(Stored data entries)
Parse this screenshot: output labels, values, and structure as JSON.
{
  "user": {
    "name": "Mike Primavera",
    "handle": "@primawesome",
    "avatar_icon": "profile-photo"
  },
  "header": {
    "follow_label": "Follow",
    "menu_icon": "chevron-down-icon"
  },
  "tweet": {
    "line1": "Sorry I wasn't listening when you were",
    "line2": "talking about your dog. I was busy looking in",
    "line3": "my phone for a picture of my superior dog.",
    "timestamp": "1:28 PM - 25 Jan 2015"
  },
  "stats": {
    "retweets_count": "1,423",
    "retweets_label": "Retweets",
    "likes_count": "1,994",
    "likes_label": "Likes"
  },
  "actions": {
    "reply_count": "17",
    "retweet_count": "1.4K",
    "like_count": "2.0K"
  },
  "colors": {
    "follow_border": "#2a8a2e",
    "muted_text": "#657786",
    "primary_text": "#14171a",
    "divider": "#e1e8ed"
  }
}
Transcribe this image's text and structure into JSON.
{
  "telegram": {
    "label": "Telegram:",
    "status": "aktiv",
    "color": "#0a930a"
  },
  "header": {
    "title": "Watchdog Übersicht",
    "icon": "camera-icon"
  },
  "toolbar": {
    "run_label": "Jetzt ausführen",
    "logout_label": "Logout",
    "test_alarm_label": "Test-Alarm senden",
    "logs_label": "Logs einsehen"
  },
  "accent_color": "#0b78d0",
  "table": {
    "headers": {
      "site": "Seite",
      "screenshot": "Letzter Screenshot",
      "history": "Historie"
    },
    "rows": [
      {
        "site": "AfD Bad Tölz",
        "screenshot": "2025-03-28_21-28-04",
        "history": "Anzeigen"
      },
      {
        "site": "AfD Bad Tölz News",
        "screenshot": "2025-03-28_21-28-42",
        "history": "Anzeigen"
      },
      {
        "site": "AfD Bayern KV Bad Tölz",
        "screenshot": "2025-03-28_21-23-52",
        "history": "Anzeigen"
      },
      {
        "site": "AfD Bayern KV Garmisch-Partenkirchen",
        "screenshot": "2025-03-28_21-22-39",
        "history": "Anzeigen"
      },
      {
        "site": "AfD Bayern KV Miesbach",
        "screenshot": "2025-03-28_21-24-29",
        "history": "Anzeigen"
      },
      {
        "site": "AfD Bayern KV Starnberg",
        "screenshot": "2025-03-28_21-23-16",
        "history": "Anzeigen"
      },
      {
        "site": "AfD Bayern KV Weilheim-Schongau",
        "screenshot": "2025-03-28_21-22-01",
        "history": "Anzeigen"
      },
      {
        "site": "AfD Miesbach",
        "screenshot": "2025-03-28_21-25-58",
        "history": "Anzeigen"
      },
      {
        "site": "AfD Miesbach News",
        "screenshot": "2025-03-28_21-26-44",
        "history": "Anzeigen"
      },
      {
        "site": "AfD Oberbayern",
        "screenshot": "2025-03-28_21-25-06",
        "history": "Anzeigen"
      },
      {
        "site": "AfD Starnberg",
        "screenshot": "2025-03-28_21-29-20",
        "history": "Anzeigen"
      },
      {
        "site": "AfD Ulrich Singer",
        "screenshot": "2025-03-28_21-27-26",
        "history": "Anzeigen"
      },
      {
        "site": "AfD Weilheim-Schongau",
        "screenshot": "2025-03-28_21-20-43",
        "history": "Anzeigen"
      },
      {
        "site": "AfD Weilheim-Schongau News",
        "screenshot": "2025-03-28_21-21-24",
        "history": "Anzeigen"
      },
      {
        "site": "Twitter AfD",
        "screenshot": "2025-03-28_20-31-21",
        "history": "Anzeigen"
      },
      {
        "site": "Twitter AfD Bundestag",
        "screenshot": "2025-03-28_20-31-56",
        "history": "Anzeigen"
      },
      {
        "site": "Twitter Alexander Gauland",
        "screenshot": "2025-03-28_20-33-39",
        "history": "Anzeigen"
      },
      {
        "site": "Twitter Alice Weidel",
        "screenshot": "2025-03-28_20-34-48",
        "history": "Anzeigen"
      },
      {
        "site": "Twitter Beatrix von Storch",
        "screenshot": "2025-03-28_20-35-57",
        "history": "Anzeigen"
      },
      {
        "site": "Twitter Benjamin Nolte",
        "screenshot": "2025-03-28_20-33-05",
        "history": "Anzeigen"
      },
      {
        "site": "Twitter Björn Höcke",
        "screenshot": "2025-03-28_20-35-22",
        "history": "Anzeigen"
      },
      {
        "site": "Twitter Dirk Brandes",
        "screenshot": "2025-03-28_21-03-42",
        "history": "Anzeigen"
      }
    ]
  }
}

--

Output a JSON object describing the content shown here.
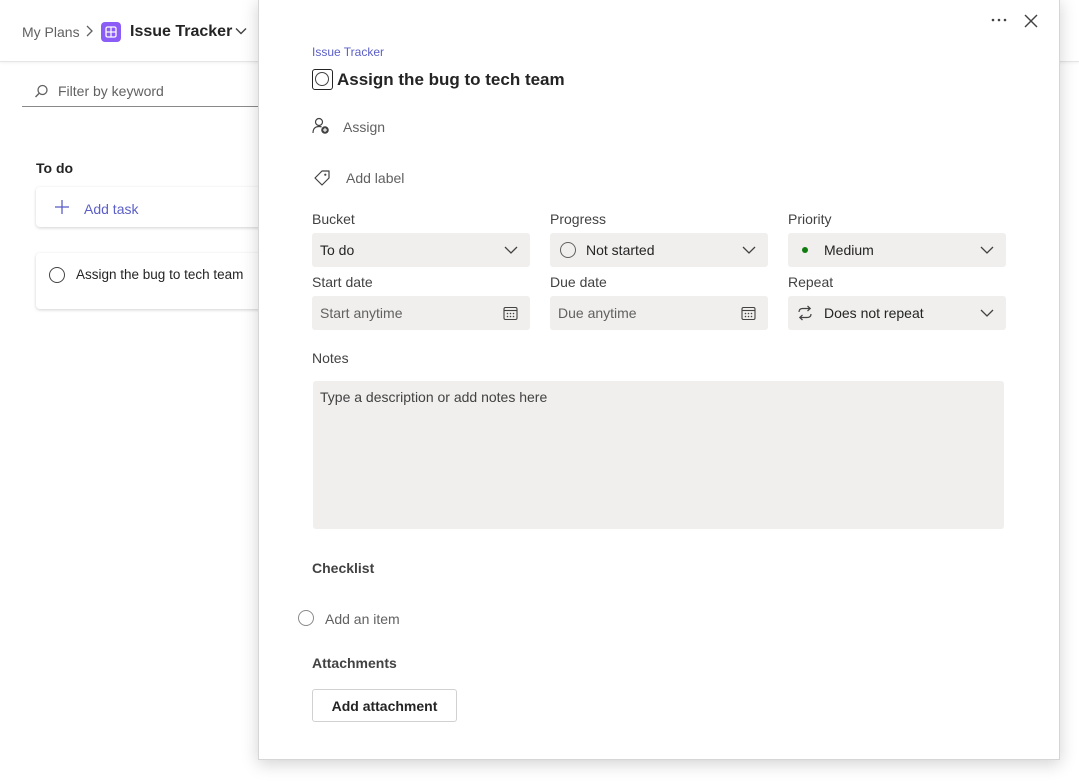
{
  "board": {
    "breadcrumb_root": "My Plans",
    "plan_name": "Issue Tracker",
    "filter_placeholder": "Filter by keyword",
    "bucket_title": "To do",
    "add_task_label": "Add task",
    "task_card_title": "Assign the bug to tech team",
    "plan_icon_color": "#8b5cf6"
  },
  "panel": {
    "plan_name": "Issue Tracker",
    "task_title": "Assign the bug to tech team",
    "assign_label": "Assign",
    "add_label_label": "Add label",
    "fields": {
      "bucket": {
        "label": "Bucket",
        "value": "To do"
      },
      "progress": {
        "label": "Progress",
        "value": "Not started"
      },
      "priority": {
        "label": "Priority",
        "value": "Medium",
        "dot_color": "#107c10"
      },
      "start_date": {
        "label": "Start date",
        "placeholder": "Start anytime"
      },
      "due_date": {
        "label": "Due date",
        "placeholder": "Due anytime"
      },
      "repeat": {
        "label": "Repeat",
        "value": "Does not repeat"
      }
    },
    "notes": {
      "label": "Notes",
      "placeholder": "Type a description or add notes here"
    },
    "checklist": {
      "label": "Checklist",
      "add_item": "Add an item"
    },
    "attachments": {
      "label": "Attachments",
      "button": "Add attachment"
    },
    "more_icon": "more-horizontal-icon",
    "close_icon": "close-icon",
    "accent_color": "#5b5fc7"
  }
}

→ **Objective**:
Read the lines above. Gather those in which the string "Starnberg" is found.

→ **Answer for this exercise**:
        "site": "AfD Bayern KV Starnberg",
        "site": "AfD Starnberg",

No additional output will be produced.